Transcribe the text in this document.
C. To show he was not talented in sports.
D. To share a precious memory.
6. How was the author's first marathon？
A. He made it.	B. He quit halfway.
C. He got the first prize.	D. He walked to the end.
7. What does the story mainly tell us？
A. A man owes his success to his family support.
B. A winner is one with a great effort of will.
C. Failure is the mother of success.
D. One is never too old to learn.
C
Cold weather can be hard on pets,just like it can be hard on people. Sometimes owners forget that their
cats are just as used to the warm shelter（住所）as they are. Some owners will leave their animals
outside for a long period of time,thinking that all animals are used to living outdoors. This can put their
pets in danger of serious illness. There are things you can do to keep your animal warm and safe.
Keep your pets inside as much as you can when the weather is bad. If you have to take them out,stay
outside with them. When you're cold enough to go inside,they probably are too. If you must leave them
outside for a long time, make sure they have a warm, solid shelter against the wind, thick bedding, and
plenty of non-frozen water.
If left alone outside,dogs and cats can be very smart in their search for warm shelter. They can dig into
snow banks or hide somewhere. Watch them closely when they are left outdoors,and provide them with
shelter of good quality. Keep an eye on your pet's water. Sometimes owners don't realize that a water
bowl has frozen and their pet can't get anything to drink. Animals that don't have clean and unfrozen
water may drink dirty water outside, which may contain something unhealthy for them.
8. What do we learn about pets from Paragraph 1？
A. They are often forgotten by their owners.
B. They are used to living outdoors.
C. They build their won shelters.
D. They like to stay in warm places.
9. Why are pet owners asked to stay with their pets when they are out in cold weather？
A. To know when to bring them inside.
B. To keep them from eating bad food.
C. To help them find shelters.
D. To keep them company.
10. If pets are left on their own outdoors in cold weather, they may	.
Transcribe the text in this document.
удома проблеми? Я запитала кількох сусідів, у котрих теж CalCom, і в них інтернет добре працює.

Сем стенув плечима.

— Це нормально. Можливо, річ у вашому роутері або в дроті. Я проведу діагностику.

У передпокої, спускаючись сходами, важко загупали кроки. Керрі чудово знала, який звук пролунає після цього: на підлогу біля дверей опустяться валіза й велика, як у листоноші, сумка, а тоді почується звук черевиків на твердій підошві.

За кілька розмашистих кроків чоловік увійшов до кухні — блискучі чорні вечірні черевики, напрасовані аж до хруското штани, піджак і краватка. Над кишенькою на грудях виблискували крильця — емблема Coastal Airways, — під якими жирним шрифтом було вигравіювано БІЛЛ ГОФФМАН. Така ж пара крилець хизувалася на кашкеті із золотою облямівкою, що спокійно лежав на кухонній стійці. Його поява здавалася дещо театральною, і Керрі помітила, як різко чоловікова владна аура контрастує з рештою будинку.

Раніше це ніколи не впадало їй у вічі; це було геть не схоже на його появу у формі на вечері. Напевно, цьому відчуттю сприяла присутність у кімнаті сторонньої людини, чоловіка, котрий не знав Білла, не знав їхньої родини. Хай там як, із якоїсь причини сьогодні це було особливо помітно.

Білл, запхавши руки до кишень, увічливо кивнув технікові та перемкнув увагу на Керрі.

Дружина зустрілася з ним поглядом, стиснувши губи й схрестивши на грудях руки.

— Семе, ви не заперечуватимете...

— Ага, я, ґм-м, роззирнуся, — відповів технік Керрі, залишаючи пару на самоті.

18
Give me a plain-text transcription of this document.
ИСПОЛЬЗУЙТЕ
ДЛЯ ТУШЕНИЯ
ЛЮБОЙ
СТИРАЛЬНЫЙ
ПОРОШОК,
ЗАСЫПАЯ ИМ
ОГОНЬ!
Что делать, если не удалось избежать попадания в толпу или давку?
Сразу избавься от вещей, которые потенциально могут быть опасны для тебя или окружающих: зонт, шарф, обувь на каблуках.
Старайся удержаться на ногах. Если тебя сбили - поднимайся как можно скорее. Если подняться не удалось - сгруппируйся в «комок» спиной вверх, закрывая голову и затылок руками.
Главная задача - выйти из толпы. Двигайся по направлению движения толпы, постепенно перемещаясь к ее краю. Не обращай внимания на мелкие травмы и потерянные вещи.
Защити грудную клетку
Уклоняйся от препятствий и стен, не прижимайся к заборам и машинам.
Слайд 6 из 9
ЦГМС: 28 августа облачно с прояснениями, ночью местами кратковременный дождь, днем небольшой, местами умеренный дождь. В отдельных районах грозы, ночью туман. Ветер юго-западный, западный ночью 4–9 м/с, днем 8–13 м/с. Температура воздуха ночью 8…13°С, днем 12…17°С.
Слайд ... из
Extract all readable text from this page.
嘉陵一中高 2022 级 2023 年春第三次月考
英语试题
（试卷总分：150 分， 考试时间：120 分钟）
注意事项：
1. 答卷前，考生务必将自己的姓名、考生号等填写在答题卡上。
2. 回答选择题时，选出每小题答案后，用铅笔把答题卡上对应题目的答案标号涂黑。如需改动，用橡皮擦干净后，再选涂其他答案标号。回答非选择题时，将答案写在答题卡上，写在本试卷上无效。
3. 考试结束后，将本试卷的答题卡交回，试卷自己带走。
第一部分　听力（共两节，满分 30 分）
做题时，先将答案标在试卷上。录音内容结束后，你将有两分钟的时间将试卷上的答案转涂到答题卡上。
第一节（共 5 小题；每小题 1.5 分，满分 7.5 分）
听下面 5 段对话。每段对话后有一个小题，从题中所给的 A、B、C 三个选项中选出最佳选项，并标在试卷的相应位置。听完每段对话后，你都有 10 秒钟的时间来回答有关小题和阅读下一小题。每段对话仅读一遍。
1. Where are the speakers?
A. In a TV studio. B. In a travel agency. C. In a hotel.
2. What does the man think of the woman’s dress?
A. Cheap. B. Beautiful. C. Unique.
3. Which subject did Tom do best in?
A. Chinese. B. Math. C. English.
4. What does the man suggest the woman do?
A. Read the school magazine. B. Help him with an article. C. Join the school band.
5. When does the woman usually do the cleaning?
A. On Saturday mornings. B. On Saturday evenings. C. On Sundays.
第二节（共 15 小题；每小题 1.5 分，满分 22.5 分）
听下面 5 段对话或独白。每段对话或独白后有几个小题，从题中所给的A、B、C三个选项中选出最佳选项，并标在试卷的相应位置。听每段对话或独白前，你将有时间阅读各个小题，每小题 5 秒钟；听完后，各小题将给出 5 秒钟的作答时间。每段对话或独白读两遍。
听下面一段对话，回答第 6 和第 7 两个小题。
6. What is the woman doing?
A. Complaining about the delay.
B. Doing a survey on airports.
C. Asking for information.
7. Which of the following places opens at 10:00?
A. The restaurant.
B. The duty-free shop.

* [Exercise directions]:
Locate all lines in the listing above with the word "water". Copy them.

* [Response to the task]:
plenty of non-frozen water.
shelter of good quality. Keep an eye on your pet's water. Sometimes owners don't realize that a water
water may drink dirty water outside, which may contain something unhealthy for them.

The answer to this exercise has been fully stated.